■ **STATED TASK**
Count every line in the data below where "name" occurs, then state that number and nothing more.

Start of DATA LINES

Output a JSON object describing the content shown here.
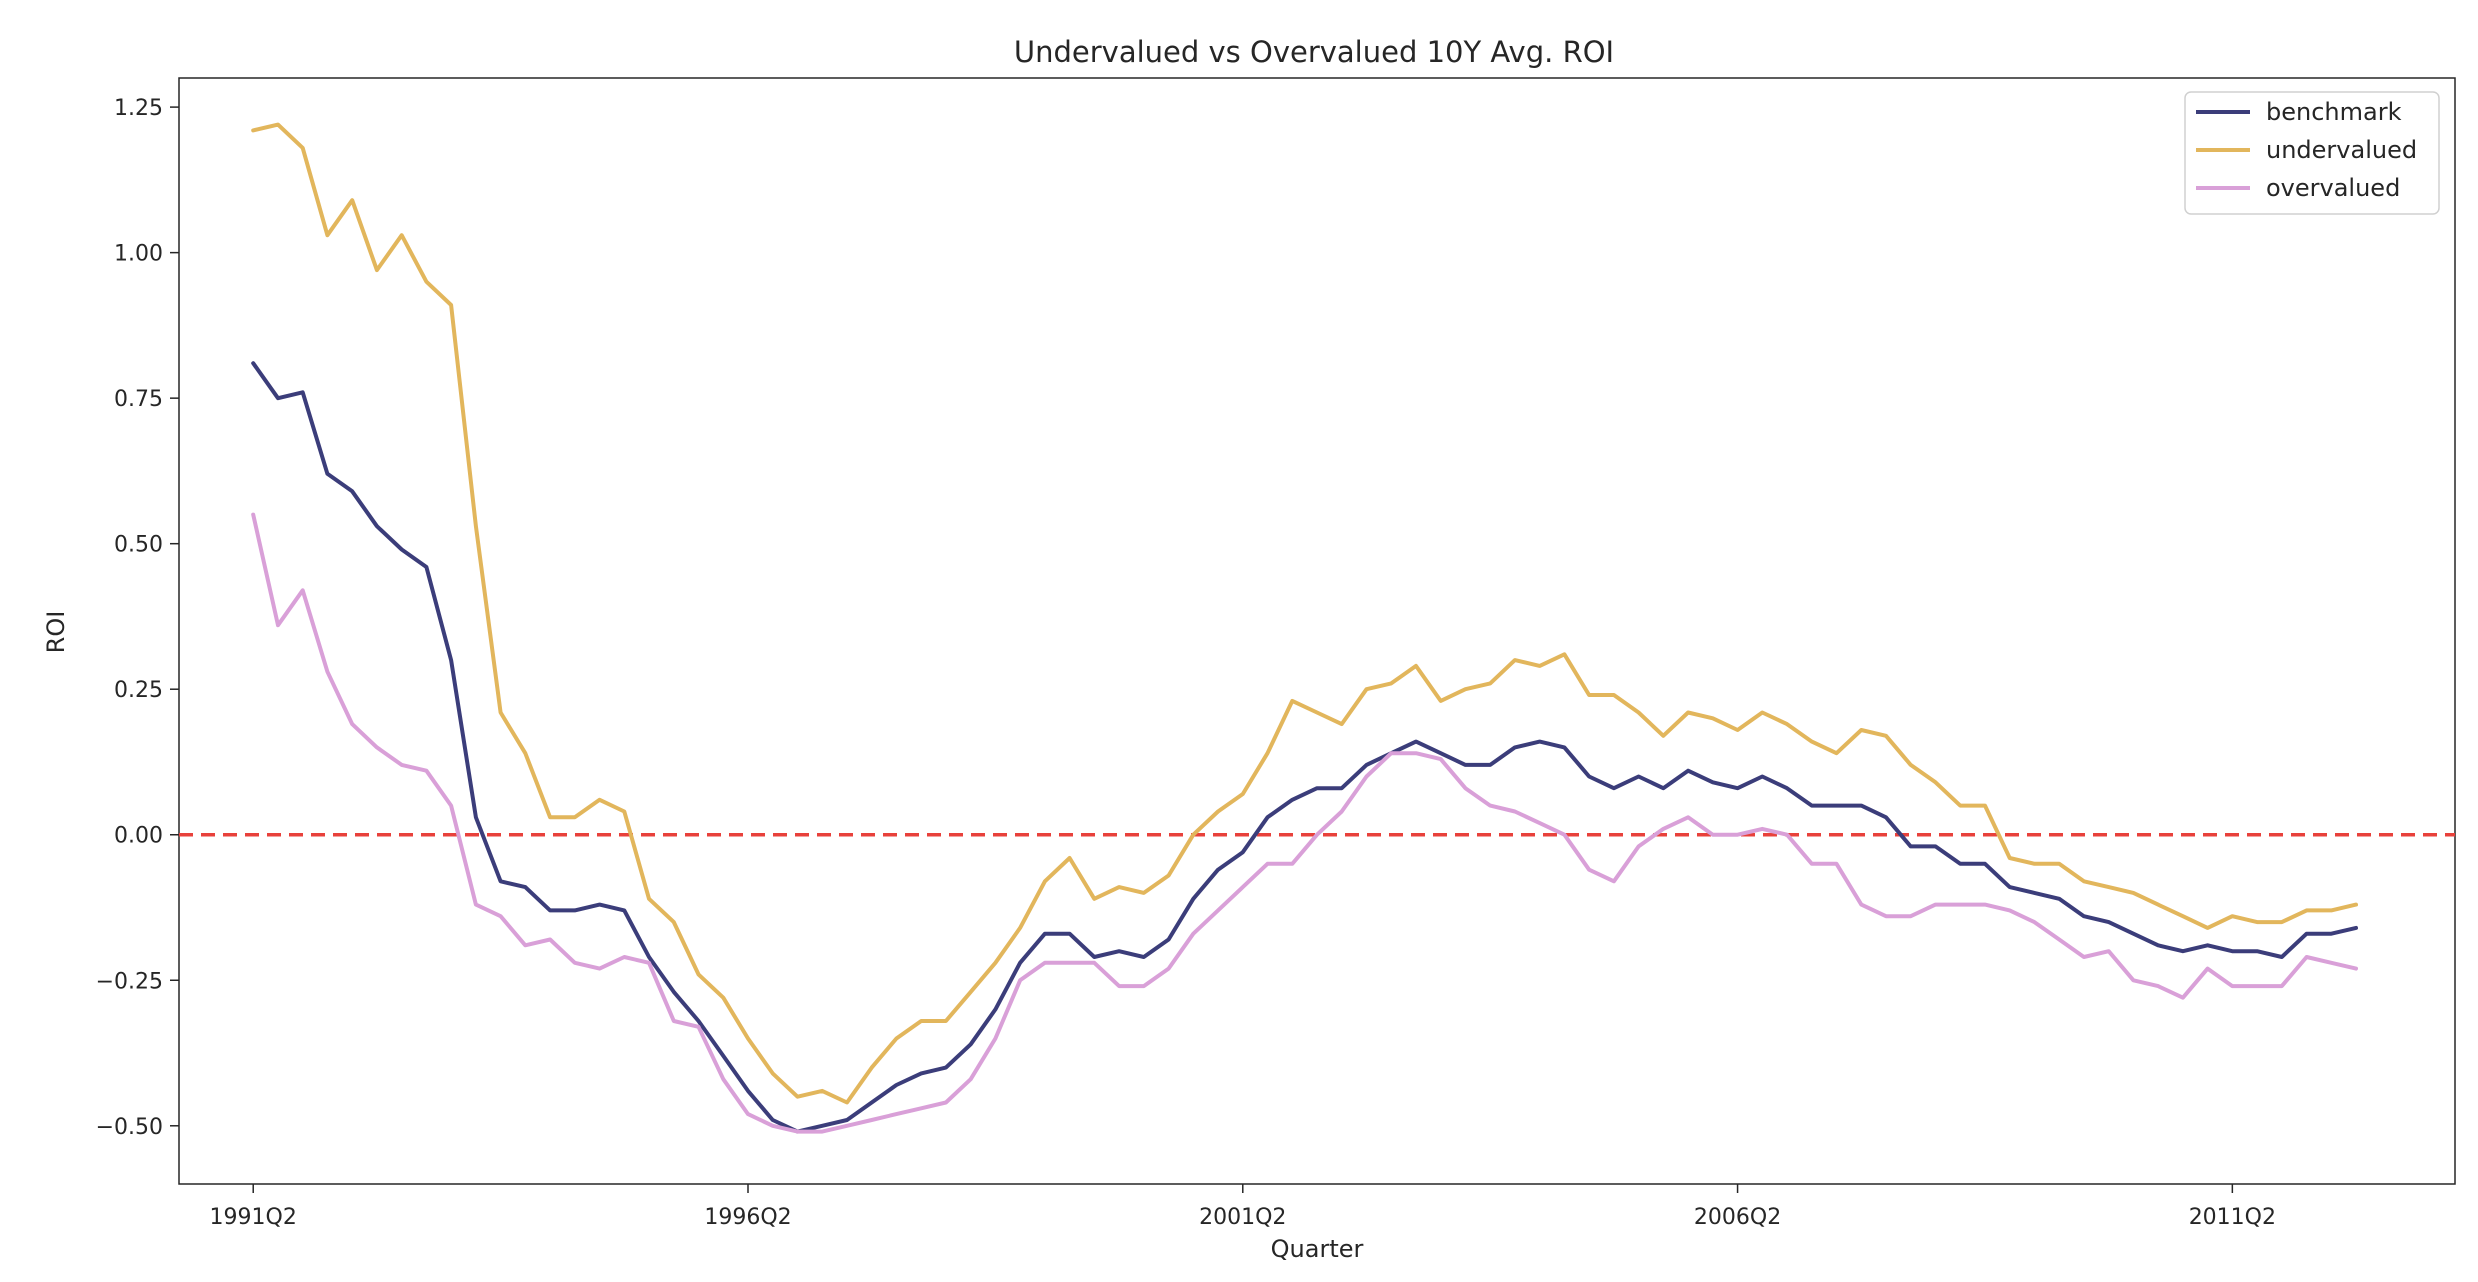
{
  "chart_data": {
    "type": "line",
    "title": "Undervalued vs Overvalued 10Y Avg. ROI",
    "xlabel": "Quarter",
    "ylabel": "ROI",
    "x_start": "1991Q2",
    "x_end": "2012Q4",
    "xlim": [
      "1990Q3",
      "2013Q3"
    ],
    "ylim": [
      -0.6,
      1.3
    ],
    "xticks": [
      "1991Q2",
      "1996Q2",
      "2001Q2",
      "2006Q2",
      "2011Q2"
    ],
    "yticks": [
      -0.5,
      -0.25,
      0.0,
      0.25,
      0.5,
      0.75,
      1.0,
      1.25
    ],
    "ytick_labels": [
      "−0.50",
      "−0.25",
      "0.00",
      "0.25",
      "0.50",
      "0.75",
      "1.00",
      "1.25"
    ],
    "grid": false,
    "legend_position": "top-right",
    "reference_line": {
      "y": 0.0,
      "style": "dashed",
      "color": "#e8413b"
    },
    "series": [
      {
        "name": "benchmark",
        "color": "#3b3d7a",
        "values": [
          0.81,
          0.75,
          0.76,
          0.62,
          0.59,
          0.53,
          0.49,
          0.46,
          0.3,
          0.03,
          -0.08,
          -0.09,
          -0.13,
          -0.13,
          -0.12,
          -0.13,
          -0.21,
          -0.27,
          -0.32,
          -0.38,
          -0.44,
          -0.49,
          -0.51,
          -0.5,
          -0.49,
          -0.46,
          -0.43,
          -0.41,
          -0.4,
          -0.36,
          -0.3,
          -0.22,
          -0.17,
          -0.17,
          -0.21,
          -0.2,
          -0.21,
          -0.18,
          -0.11,
          -0.06,
          -0.03,
          0.03,
          0.06,
          0.08,
          0.08,
          0.12,
          0.14,
          0.16,
          0.14,
          0.12,
          0.12,
          0.15,
          0.16,
          0.15,
          0.1,
          0.08,
          0.1,
          0.08,
          0.11,
          0.09,
          0.08,
          0.1,
          0.08,
          0.05,
          0.05,
          0.05,
          0.03,
          -0.02,
          -0.02,
          -0.05,
          -0.05,
          -0.09,
          -0.1,
          -0.11,
          -0.14,
          -0.15,
          -0.17,
          -0.19,
          -0.2,
          -0.19,
          -0.2,
          -0.2,
          -0.21,
          -0.17,
          -0.17,
          -0.16
        ]
      },
      {
        "name": "undervalued",
        "color": "#e2b65c",
        "values": [
          1.21,
          1.22,
          1.18,
          1.03,
          1.09,
          0.97,
          1.03,
          0.95,
          0.91,
          0.53,
          0.21,
          0.14,
          0.03,
          0.03,
          0.06,
          0.04,
          -0.11,
          -0.15,
          -0.24,
          -0.28,
          -0.35,
          -0.41,
          -0.45,
          -0.44,
          -0.46,
          -0.4,
          -0.35,
          -0.32,
          -0.32,
          -0.27,
          -0.22,
          -0.16,
          -0.08,
          -0.04,
          -0.11,
          -0.09,
          -0.1,
          -0.07,
          0.0,
          0.04,
          0.07,
          0.14,
          0.23,
          0.21,
          0.19,
          0.25,
          0.26,
          0.29,
          0.23,
          0.25,
          0.26,
          0.3,
          0.29,
          0.31,
          0.24,
          0.24,
          0.21,
          0.17,
          0.21,
          0.2,
          0.18,
          0.21,
          0.19,
          0.16,
          0.14,
          0.18,
          0.17,
          0.12,
          0.09,
          0.05,
          0.05,
          -0.04,
          -0.05,
          -0.05,
          -0.08,
          -0.09,
          -0.1,
          -0.12,
          -0.14,
          -0.16,
          -0.14,
          -0.15,
          -0.15,
          -0.13,
          -0.13,
          -0.12
        ]
      },
      {
        "name": "overvalued",
        "color": "#d9a0d8",
        "values": [
          0.55,
          0.36,
          0.42,
          0.28,
          0.19,
          0.15,
          0.12,
          0.11,
          0.05,
          -0.12,
          -0.14,
          -0.19,
          -0.18,
          -0.22,
          -0.23,
          -0.21,
          -0.22,
          -0.32,
          -0.33,
          -0.42,
          -0.48,
          -0.5,
          -0.51,
          -0.51,
          -0.5,
          -0.49,
          -0.48,
          -0.47,
          -0.46,
          -0.42,
          -0.35,
          -0.25,
          -0.22,
          -0.22,
          -0.22,
          -0.26,
          -0.26,
          -0.23,
          -0.17,
          -0.13,
          -0.09,
          -0.05,
          -0.05,
          0.0,
          0.04,
          0.1,
          0.14,
          0.14,
          0.13,
          0.08,
          0.05,
          0.04,
          0.02,
          0.0,
          -0.06,
          -0.08,
          -0.02,
          0.01,
          0.03,
          0.0,
          0.0,
          0.01,
          0.0,
          -0.05,
          -0.05,
          -0.12,
          -0.14,
          -0.14,
          -0.12,
          -0.12,
          -0.12,
          -0.13,
          -0.15,
          -0.18,
          -0.21,
          -0.2,
          -0.25,
          -0.26,
          -0.28,
          -0.23,
          -0.26,
          -0.26,
          -0.26,
          -0.21,
          -0.22,
          -0.23
        ]
      }
    ]
  }
}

End of DATA LINES

■ **WORKED ANSWER**
3